What is asked:
Below is a block of data; give all of it again word for word.

Begin Data extract

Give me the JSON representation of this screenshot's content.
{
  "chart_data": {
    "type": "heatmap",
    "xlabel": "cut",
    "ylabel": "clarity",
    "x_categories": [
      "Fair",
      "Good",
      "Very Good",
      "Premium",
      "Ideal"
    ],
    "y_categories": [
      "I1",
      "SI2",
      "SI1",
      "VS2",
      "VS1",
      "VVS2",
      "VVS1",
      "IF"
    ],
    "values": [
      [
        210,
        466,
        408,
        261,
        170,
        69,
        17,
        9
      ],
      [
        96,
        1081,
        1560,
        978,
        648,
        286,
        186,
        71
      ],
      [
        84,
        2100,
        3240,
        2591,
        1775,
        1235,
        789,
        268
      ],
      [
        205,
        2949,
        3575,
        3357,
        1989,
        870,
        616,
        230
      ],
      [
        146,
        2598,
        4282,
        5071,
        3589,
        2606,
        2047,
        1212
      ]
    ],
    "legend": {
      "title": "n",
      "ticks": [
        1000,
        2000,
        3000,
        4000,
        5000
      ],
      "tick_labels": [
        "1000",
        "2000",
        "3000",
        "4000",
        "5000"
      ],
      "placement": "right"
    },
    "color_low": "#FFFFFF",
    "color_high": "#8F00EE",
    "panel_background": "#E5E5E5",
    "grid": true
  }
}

End Data extract

Full solution:
Give me the JSON representation of this screenshot's content.
{
  "chart_data": {
    "type": "heatmap",
    "xlabel": "cut",
    "ylabel": "clarity",
    "x_categories": [
      "Fair",
      "Good",
      "Very Good",
      "Premium",
      "Ideal"
    ],
    "y_categories": [
      "I1",
      "SI2",
      "SI1",
      "VS2",
      "VS1",
      "VVS2",
      "VVS1",
      "IF"
    ],
    "values": [
      [
        210,
        466,
        408,
        261,
        170,
        69,
        17,
        9
      ],
      [
        96,
        1081,
        1560,
        978,
        648,
        286,
        186,
        71
      ],
      [
        84,
        2100,
        3240,
        2591,
        1775,
        1235,
        789,
        268
      ],
      [
        205,
        2949,
        3575,
        3357,
        1989,
        870,
        616,
        230
      ],
      [
        146,
        2598,
        4282,
        5071,
        3589,
        2606,
        2047,
        1212
      ]
    ],
    "legend": {
      "title": "n",
      "ticks": [
        1000,
        2000,
        3000,
        4000,
        5000
      ],
      "tick_labels": [
        "1000",
        "2000",
        "3000",
        "4000",
        "5000"
      ],
      "placement": "right"
    },
    "color_low": "#FFFFFF",
    "color_high": "#8F00EE",
    "panel_background": "#E5E5E5",
    "grid": true
  }
}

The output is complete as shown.